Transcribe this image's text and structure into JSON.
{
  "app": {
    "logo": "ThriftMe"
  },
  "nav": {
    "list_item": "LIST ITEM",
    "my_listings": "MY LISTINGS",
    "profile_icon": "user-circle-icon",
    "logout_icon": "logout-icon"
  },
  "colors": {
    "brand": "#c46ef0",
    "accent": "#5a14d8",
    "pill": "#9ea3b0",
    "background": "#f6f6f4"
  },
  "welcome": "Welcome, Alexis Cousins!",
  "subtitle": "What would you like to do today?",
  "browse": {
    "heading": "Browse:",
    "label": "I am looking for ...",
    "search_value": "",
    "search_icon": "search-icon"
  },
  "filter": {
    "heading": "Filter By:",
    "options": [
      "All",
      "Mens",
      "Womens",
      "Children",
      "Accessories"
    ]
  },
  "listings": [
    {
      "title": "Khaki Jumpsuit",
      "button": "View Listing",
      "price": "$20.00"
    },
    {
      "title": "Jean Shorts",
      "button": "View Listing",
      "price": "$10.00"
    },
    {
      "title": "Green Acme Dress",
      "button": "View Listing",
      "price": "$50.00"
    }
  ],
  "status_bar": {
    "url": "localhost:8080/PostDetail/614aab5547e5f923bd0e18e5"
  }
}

YOUR OBJECTIVE :: Make an exact copy of the listing, including every line.

FINISHED TASK ::
Transcribe this image's text and structure into JSON.
{
  "app": {
    "logo": "ThriftMe"
  },
  "nav": {
    "list_item": "LIST ITEM",
    "my_listings": "MY LISTINGS",
    "profile_icon": "user-circle-icon",
    "logout_icon": "logout-icon"
  },
  "colors": {
    "brand": "#c46ef0",
    "accent": "#5a14d8",
    "pill": "#9ea3b0",
    "background": "#f6f6f4"
  },
  "welcome": "Welcome, Alexis Cousins!",
  "subtitle": "What would you like to do today?",
  "browse": {
    "heading": "Browse:",
    "label": "I am looking for ...",
    "search_value": "",
    "search_icon": "search-icon"
  },
  "filter": {
    "heading": "Filter By:",
    "options": [
      "All",
      "Mens",
      "Womens",
      "Children",
      "Accessories"
    ]
  },
  "listings": [
    {
      "title": "Khaki Jumpsuit",
      "button": "View Listing",
      "price": "$20.00"
    },
    {
      "title": "Jean Shorts",
      "button": "View Listing",
      "price": "$10.00"
    },
    {
      "title": "Green Acme Dress",
      "button": "View Listing",
      "price": "$50.00"
    }
  ],
  "status_bar": {
    "url": "localhost:8080/PostDetail/614aab5547e5f923bd0e18e5"
  }
}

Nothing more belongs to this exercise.